- **Extracted data entries**:
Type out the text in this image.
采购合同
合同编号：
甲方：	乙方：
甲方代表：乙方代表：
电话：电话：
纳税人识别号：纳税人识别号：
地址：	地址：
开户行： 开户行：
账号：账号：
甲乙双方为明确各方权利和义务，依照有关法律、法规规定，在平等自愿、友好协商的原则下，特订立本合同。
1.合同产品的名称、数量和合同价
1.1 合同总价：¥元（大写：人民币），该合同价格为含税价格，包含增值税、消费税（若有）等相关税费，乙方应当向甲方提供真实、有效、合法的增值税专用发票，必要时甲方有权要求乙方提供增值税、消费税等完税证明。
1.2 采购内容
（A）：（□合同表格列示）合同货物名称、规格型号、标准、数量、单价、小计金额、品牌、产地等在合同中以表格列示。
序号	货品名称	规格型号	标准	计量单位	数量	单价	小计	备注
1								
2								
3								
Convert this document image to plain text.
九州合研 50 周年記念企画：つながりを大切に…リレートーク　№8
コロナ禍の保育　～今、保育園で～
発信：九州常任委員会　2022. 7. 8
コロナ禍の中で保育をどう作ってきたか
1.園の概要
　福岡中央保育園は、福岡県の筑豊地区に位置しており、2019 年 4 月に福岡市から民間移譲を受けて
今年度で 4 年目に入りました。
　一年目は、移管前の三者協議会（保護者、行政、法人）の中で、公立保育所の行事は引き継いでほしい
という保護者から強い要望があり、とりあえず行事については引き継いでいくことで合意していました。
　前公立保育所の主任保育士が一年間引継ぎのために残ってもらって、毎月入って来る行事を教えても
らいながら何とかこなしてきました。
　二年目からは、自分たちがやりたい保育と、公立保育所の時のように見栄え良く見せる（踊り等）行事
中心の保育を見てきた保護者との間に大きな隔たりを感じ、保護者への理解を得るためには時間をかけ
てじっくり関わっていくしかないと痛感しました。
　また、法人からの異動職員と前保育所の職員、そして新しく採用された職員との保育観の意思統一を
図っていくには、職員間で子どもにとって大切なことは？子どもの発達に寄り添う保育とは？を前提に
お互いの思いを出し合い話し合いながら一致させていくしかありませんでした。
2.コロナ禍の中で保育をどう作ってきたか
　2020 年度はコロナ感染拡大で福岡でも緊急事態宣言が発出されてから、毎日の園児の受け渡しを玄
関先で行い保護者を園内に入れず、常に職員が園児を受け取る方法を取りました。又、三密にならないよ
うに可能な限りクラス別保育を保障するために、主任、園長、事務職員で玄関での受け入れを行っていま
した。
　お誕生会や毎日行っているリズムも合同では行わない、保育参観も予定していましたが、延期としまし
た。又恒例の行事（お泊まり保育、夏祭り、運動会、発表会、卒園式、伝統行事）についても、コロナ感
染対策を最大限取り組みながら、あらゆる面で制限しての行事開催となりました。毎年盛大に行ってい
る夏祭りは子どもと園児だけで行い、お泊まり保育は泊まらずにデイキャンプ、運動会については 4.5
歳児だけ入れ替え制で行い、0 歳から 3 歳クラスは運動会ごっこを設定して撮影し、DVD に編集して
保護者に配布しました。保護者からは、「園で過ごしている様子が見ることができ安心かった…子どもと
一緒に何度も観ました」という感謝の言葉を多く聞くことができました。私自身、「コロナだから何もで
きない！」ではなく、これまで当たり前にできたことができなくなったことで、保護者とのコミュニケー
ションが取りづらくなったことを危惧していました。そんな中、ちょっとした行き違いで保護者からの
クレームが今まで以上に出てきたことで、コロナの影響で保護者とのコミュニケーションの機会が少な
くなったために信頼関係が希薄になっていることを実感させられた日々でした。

- **TASK DETAILS**:
Filter the listing for the word "text" and copy every line that holds it.

- **COMPLETED EXERCISE**:
Type out the text in this image.
Convert this document image to plain text.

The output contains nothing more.